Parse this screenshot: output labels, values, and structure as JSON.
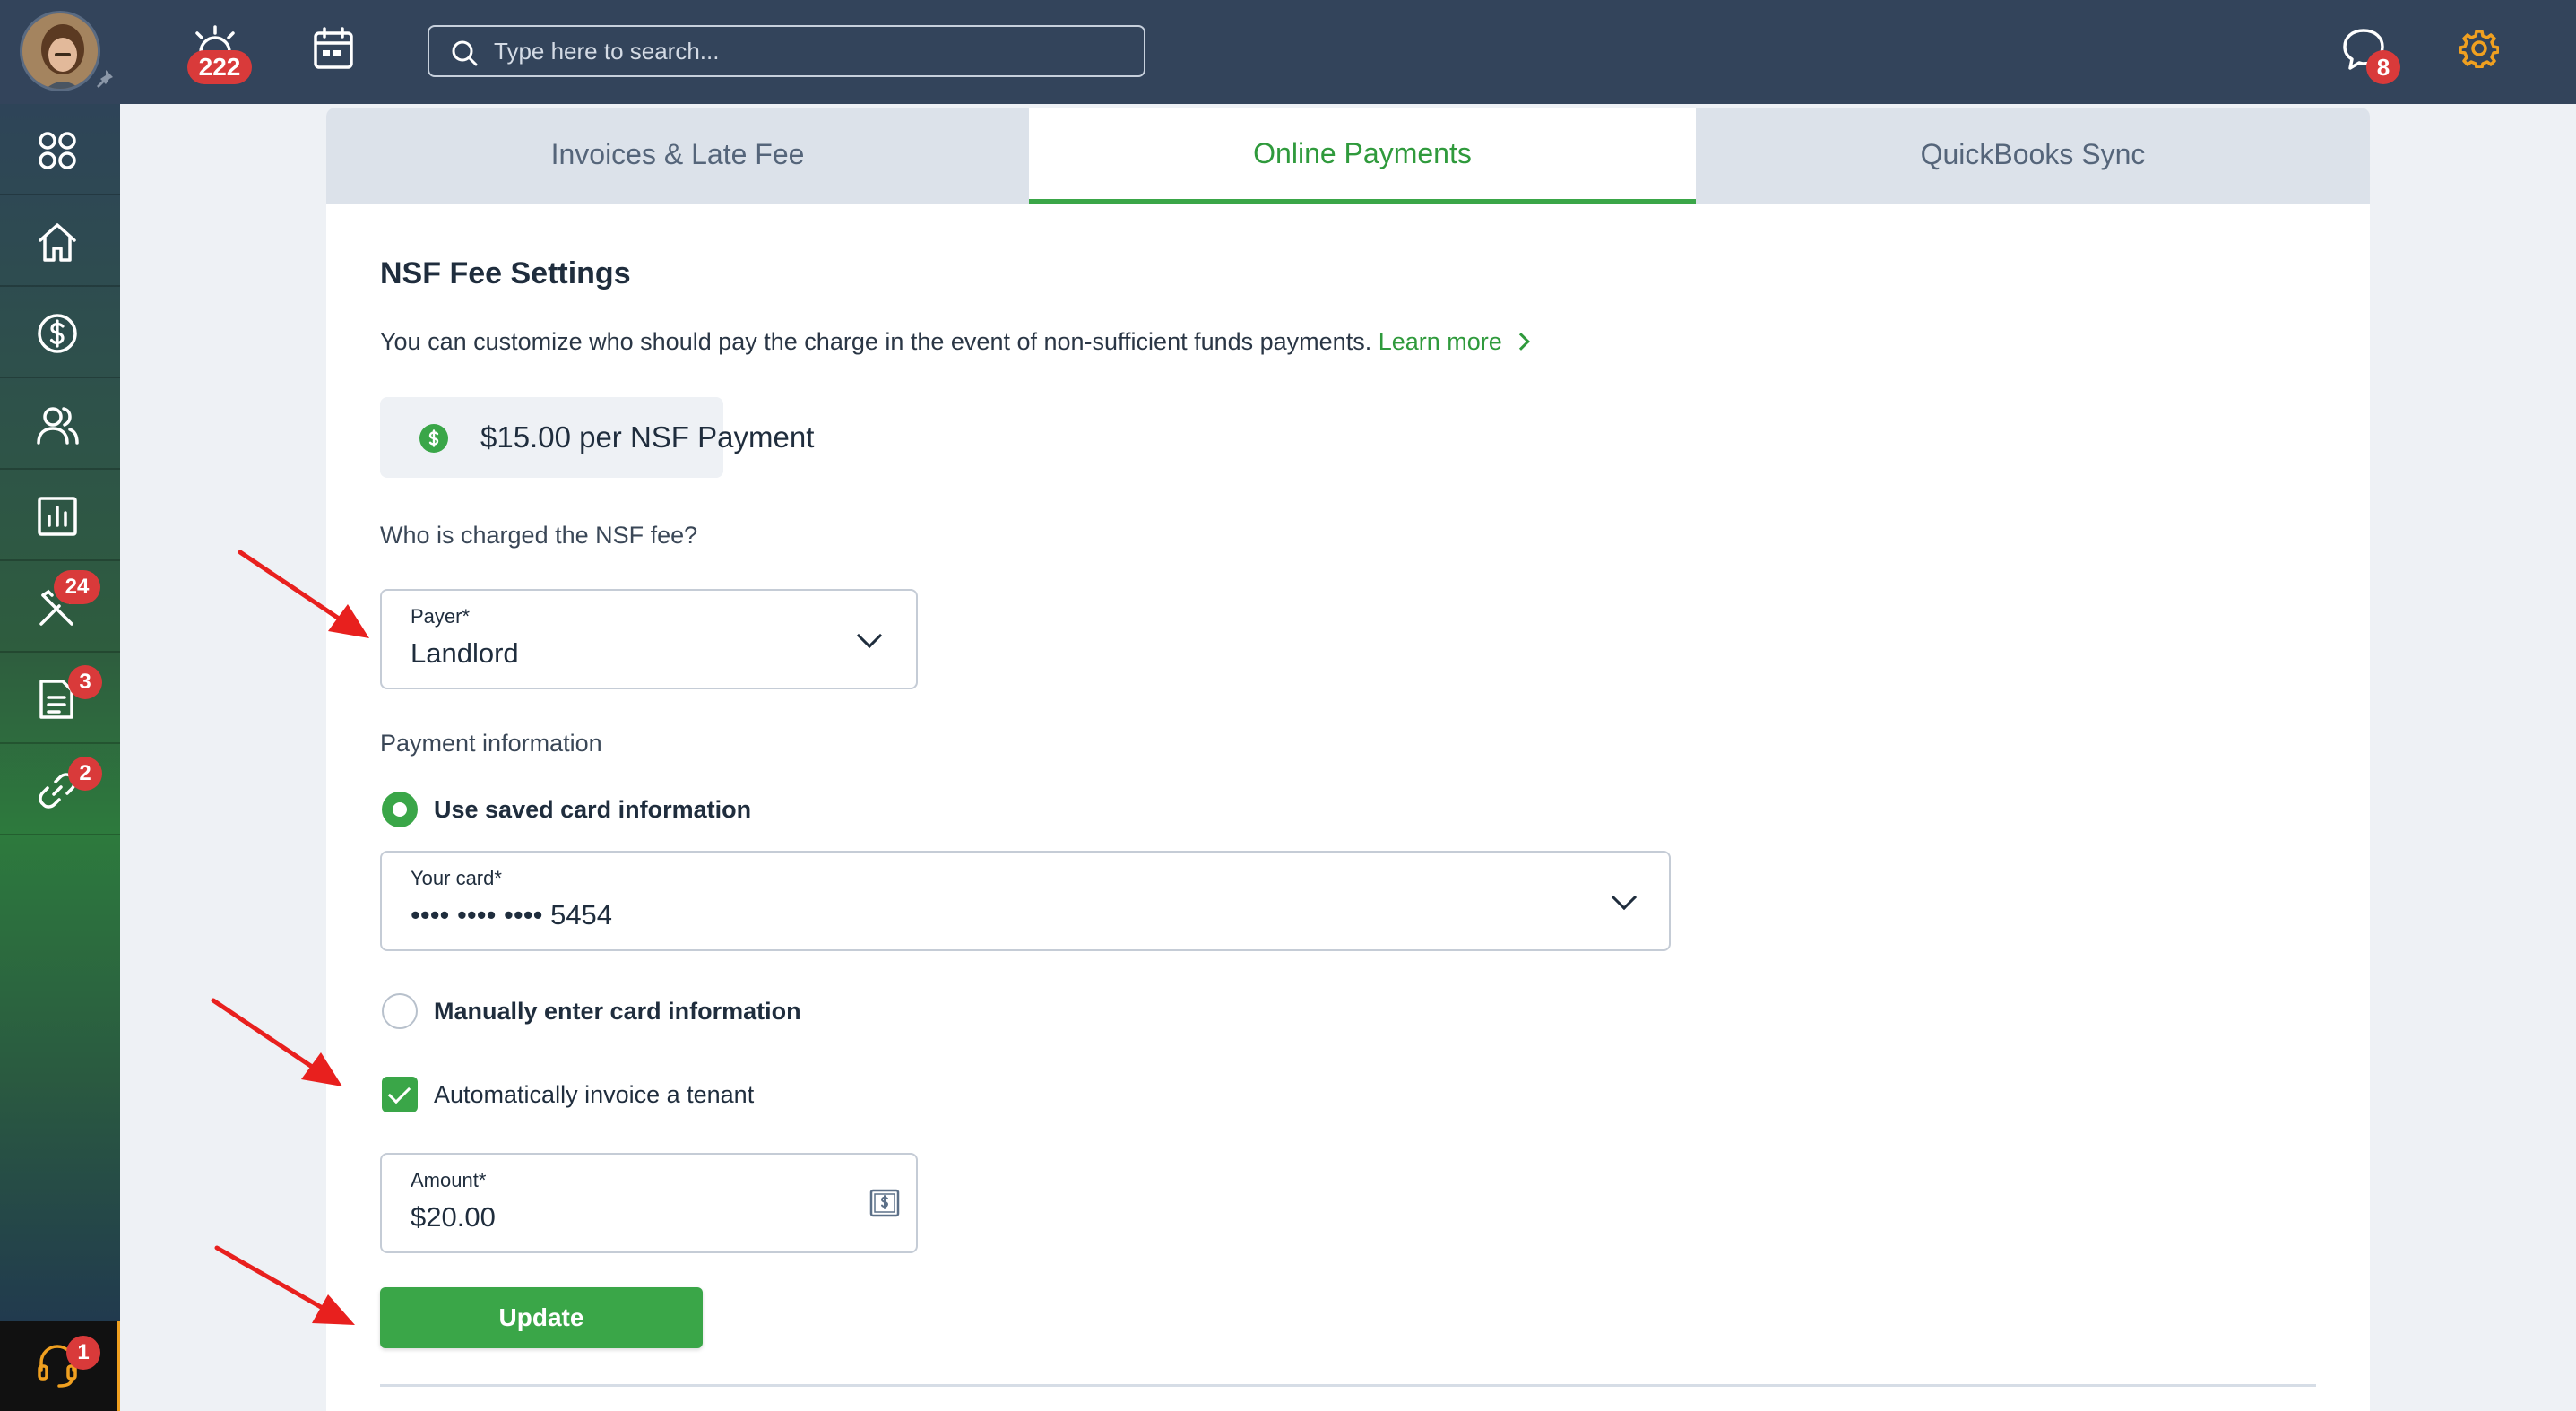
{
  "header": {
    "search_placeholder": "Type here to search...",
    "notifications_count": "222",
    "messages_count": "8"
  },
  "sidebar": {
    "items": [
      {
        "icon": "apps-grid-icon"
      },
      {
        "icon": "home-icon"
      },
      {
        "icon": "dollar-circle-icon"
      },
      {
        "icon": "people-icon"
      },
      {
        "icon": "reports-chart-icon"
      },
      {
        "icon": "tools-icon",
        "badge": "24"
      },
      {
        "icon": "document-icon",
        "badge": "3"
      },
      {
        "icon": "link-icon",
        "badge": "2"
      }
    ],
    "support_badge": "1"
  },
  "tabs": [
    {
      "label": "Invoices & Late Fee",
      "active": false
    },
    {
      "label": "Online Payments",
      "active": true
    },
    {
      "label": "QuickBooks Sync",
      "active": false
    }
  ],
  "nsf": {
    "title": "NSF Fee Settings",
    "description": "You can customize who should pay the charge in the event of non-sufficient funds payments.",
    "learn_more": "Learn more",
    "fee_text": "$15.00 per NSF Payment",
    "question": "Who is charged the NSF fee?",
    "payer_label": "Payer*",
    "payer_value": "Landlord",
    "payment_info_label": "Payment information",
    "option_saved": "Use saved card information",
    "card_label": "Your card*",
    "card_value": "•••• •••• •••• 5454",
    "option_manual": "Manually enter card information",
    "auto_invoice_label": "Automatically invoice a tenant",
    "auto_invoice_checked": true,
    "amount_label": "Amount*",
    "amount_value": "$20.00",
    "update_label": "Update"
  },
  "colors": {
    "accent": "#3aa648",
    "topbar": "#33445b",
    "badge": "#d93a3a",
    "annotation_arrow": "#e8201e"
  }
}
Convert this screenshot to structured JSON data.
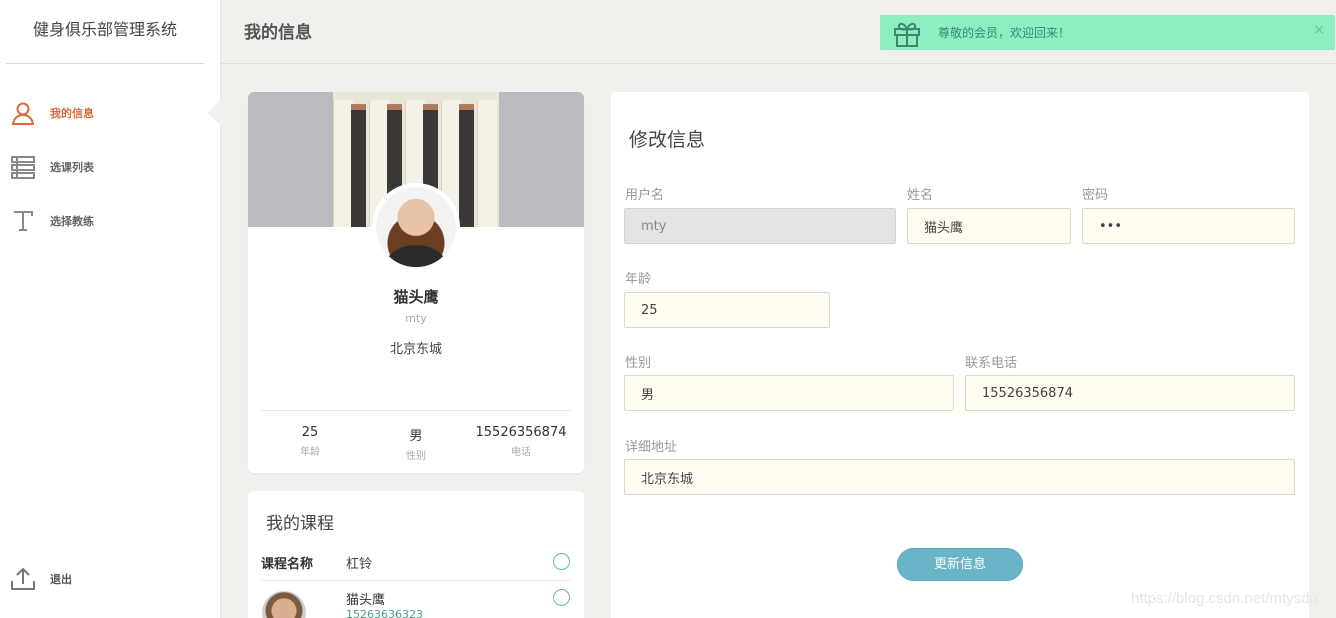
{
  "app": {
    "brand": "健身俱乐部管理系统"
  },
  "sidebar": {
    "items": [
      {
        "label": "我的信息",
        "icon": "user-icon",
        "active": true
      },
      {
        "label": "选课列表",
        "icon": "list-icon",
        "active": false
      },
      {
        "label": "选择教练",
        "icon": "text-icon",
        "active": false
      }
    ],
    "logout_label": "退出"
  },
  "header": {
    "title": "我的信息",
    "toast": {
      "message": "尊敬的会员，欢迎回来！",
      "close": "×",
      "icon": "gift-icon"
    }
  },
  "profile": {
    "name": "猫头鹰",
    "username": "mty",
    "address": "北京东城",
    "stats": [
      {
        "value": "25",
        "label": "年龄"
      },
      {
        "value": "男",
        "label": "性别"
      },
      {
        "value": "15526356874",
        "label": "电话"
      }
    ]
  },
  "courses": {
    "title": "我的课程",
    "header_label": "课程名称",
    "course_name": "杠铃",
    "coach": {
      "name": "猫头鹰",
      "phone": "15263636323"
    }
  },
  "form": {
    "title": "修改信息",
    "fields": {
      "username": {
        "label": "用户名",
        "value": "mty"
      },
      "name": {
        "label": "姓名",
        "value": "猫头鹰"
      },
      "password": {
        "label": "密码",
        "value": "•••"
      },
      "age": {
        "label": "年龄",
        "value": "25"
      },
      "gender": {
        "label": "性别",
        "value": "男"
      },
      "phone": {
        "label": "联系电话",
        "value": "15526356874"
      },
      "address": {
        "label": "详细地址",
        "value": "北京东城"
      }
    },
    "submit_label": "更新信息"
  },
  "watermark": "https://blog.csdn.net/mtysdu",
  "colors": {
    "accent": "#d86b3c",
    "toast_bg": "#8eeec2",
    "button": "#6ab4c8",
    "input_bg": "#fffcf2"
  }
}
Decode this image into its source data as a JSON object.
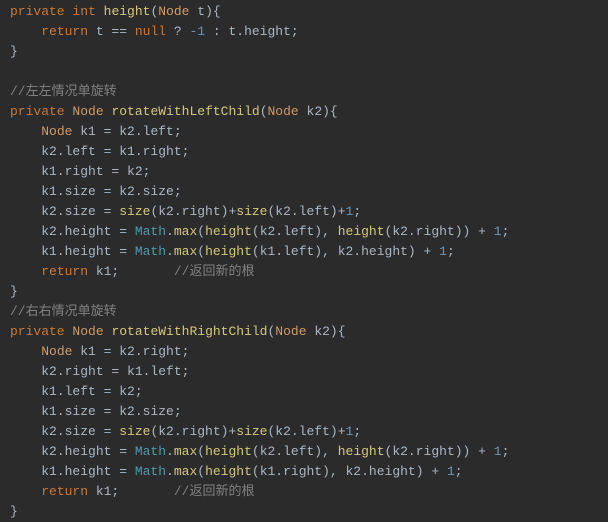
════════
## Stated task:
Print every record above exactly as written, leaving out the pictures.

## Answer below:
Parse this screenshot: output labels, values, and structure as JSON.
{
  "header": {
    "search_placeholder": "Type here to search...",
    "notifications_count": "222",
    "messages_count": "8"
  },
  "sidebar": {
    "items": [
      {
        "icon": "apps-grid-icon"
      },
      {
        "icon": "home-icon"
      },
      {
        "icon": "dollar-circle-icon"
      },
      {
        "icon": "people-icon"
      },
      {
        "icon": "reports-chart-icon"
      },
      {
        "icon": "tools-icon",
        "badge": "24"
      },
      {
        "icon": "document-icon",
        "badge": "3"
      },
      {
        "icon": "link-icon",
        "badge": "2"
      }
    ],
    "support_badge": "1"
  },
  "tabs": [
    {
      "label": "Invoices & Late Fee",
      "active": false
    },
    {
      "label": "Online Payments",
      "active": true
    },
    {
      "label": "QuickBooks Sync",
      "active": false
    }
  ],
  "nsf": {
    "title": "NSF Fee Settings",
    "description": "You can customize who should pay the charge in the event of non-sufficient funds payments.",
    "learn_more": "Learn more",
    "fee_text": "$15.00 per NSF Payment",
    "question": "Who is charged the NSF fee?",
    "payer_label": "Payer*",
    "payer_value": "Landlord",
    "payment_info_label": "Payment information",
    "option_saved": "Use saved card information",
    "card_label": "Your card*",
    "card_value": "•••• •••• •••• 5454",
    "option_manual": "Manually enter card information",
    "auto_invoice_label": "Automatically invoice a tenant",
    "auto_invoice_checked": true,
    "amount_label": "Amount*",
    "amount_value": "$20.00",
    "update_label": "Update"
  },
  "colors": {
    "accent": "#3aa648",
    "topbar": "#33445b",
    "badge": "#d93a3a",
    "annotation_arrow": "#e8201e"
  }
}
Convert this screenshot to structured JSON data.
{
  "app": {
    "brand": "健身俱乐部管理系统"
  },
  "sidebar": {
    "items": [
      {
        "label": "我的信息",
        "icon": "user-icon",
        "active": true
      },
      {
        "label": "选课列表",
        "icon": "list-icon",
        "active": false
      },
      {
        "label": "选择教练",
        "icon": "text-icon",
        "active": false
      }
    ],
    "logout_label": "退出"
  },
  "header": {
    "title": "我的信息",
    "toast": {
      "message": "尊敬的会员，欢迎回来！",
      "close": "×",
      "icon": "gift-icon"
    }
  },
  "profile": {
    "name": "猫头鹰",
    "username": "mty",
    "address": "北京东城",
    "stats": [
      {
        "value": "25",
        "label": "年龄"
      },
      {
        "value": "男",
        "label": "性别"
      },
      {
        "value": "15526356874",
        "label": "电话"
      }
    ]
  },
  "courses": {
    "title": "我的课程",
    "header_label": "课程名称",
    "course_name": "杠铃",
    "coach": {
      "name": "猫头鹰",
      "phone": "15263636323"
    }
  },
  "form": {
    "title": "修改信息",
    "fields": {
      "username": {
        "label": "用户名",
        "value": "mty"
      },
      "name": {
        "label": "姓名",
        "value": "猫头鹰"
      },
      "password": {
        "label": "密码",
        "value": "•••"
      },
      "age": {
        "label": "年龄",
        "value": "25"
      },
      "gender": {
        "label": "性别",
        "value": "男"
      },
      "phone": {
        "label": "联系电话",
        "value": "15526356874"
      },
      "address": {
        "label": "详细地址",
        "value": "北京东城"
      }
    },
    "submit_label": "更新信息"
  },
  "watermark": "https://blog.csdn.net/mtysdu",
  "colors": {
    "accent": "#d86b3c",
    "toast_bg": "#8eeec2",
    "button": "#6ab4c8",
    "input_bg": "#fffcf2"
  }
}
Decode this image into its source data as a JSON object.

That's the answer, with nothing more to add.